---------- Record set
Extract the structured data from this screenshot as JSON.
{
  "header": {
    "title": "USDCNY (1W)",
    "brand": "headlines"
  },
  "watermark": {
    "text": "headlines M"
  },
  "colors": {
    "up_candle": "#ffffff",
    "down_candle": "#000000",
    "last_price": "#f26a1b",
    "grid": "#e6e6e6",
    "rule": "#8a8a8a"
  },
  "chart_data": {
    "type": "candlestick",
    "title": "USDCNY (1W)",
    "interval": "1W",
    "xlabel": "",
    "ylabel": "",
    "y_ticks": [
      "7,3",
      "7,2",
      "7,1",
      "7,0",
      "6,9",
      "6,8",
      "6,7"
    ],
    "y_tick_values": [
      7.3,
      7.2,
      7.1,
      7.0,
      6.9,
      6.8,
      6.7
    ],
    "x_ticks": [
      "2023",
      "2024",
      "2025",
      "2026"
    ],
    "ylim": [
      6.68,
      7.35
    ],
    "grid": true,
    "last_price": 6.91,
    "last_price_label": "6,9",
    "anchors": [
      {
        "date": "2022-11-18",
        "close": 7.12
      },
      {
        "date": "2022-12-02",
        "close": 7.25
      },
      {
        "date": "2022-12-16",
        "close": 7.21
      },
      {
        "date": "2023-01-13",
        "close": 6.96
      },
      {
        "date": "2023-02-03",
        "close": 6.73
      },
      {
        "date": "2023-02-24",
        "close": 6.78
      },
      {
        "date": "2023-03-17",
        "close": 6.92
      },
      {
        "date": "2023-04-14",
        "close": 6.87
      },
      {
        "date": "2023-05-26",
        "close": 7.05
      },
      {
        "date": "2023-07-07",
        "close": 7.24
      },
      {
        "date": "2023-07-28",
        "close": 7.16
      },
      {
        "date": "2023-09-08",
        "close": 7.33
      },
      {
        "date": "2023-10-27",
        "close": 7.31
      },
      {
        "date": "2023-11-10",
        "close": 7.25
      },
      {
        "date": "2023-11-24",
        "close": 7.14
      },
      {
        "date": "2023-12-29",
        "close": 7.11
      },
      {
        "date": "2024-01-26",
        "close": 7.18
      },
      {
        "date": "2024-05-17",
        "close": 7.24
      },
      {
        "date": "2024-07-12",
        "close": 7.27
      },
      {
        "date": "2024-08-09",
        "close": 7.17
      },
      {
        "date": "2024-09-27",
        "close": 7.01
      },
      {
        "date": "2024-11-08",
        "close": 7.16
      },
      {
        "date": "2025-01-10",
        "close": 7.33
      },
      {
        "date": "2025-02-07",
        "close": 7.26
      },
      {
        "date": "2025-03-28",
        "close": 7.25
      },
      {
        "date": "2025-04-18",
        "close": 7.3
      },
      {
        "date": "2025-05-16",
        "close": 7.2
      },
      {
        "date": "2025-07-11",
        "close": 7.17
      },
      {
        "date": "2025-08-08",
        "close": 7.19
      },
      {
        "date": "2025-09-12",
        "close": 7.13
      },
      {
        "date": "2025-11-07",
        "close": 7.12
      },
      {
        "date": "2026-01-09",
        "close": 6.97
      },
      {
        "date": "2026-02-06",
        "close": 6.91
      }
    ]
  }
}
--------------------
Each line of the material above must be retyped precisely.

* _Complete answer_:
Extract the structured data from this screenshot as JSON.
{
  "header": {
    "title": "USDCNY (1W)",
    "brand": "headlines"
  },
  "watermark": {
    "text": "headlines M"
  },
  "colors": {
    "up_candle": "#ffffff",
    "down_candle": "#000000",
    "last_price": "#f26a1b",
    "grid": "#e6e6e6",
    "rule": "#8a8a8a"
  },
  "chart_data": {
    "type": "candlestick",
    "title": "USDCNY (1W)",
    "interval": "1W",
    "xlabel": "",
    "ylabel": "",
    "y_ticks": [
      "7,3",
      "7,2",
      "7,1",
      "7,0",
      "6,9",
      "6,8",
      "6,7"
    ],
    "y_tick_values": [
      7.3,
      7.2,
      7.1,
      7.0,
      6.9,
      6.8,
      6.7
    ],
    "x_ticks": [
      "2023",
      "2024",
      "2025",
      "2026"
    ],
    "ylim": [
      6.68,
      7.35
    ],
    "grid": true,
    "last_price": 6.91,
    "last_price_label": "6,9",
    "anchors": [
      {
        "date": "2022-11-18",
        "close": 7.12
      },
      {
        "date": "2022-12-02",
        "close": 7.25
      },
      {
        "date": "2022-12-16",
        "close": 7.21
      },
      {
        "date": "2023-01-13",
        "close": 6.96
      },
      {
        "date": "2023-02-03",
        "close": 6.73
      },
      {
        "date": "2023-02-24",
        "close": 6.78
      },
      {
        "date": "2023-03-17",
        "close": 6.92
      },
      {
        "date": "2023-04-14",
        "close": 6.87
      },
      {
        "date": "2023-05-26",
        "close": 7.05
      },
      {
        "date": "2023-07-07",
        "close": 7.24
      },
      {
        "date": "2023-07-28",
        "close": 7.16
      },
      {
        "date": "2023-09-08",
        "close": 7.33
      },
      {
        "date": "2023-10-27",
        "close": 7.31
      },
      {
        "date": "2023-11-10",
        "close": 7.25
      },
      {
        "date": "2023-11-24",
        "close": 7.14
      },
      {
        "date": "2023-12-29",
        "close": 7.11
      },
      {
        "date": "2024-01-26",
        "close": 7.18
      },
      {
        "date": "2024-05-17",
        "close": 7.24
      },
      {
        "date": "2024-07-12",
        "close": 7.27
      },
      {
        "date": "2024-08-09",
        "close": 7.17
      },
      {
        "date": "2024-09-27",
        "close": 7.01
      },
      {
        "date": "2024-11-08",
        "close": 7.16
      },
      {
        "date": "2025-01-10",
        "close": 7.33
      },
      {
        "date": "2025-02-07",
        "close": 7.26
      },
      {
        "date": "2025-03-28",
        "close": 7.25
      },
      {
        "date": "2025-04-18",
        "close": 7.3
      },
      {
        "date": "2025-05-16",
        "close": 7.2
      },
      {
        "date": "2025-07-11",
        "close": 7.17
      },
      {
        "date": "2025-08-08",
        "close": 7.19
      },
      {
        "date": "2025-09-12",
        "close": 7.13
      },
      {
        "date": "2025-11-07",
        "close": 7.12
      },
      {
        "date": "2026-01-09",
        "close": 6.97
      },
      {
        "date": "2026-02-06",
        "close": 6.91
      }
    ]
  }
}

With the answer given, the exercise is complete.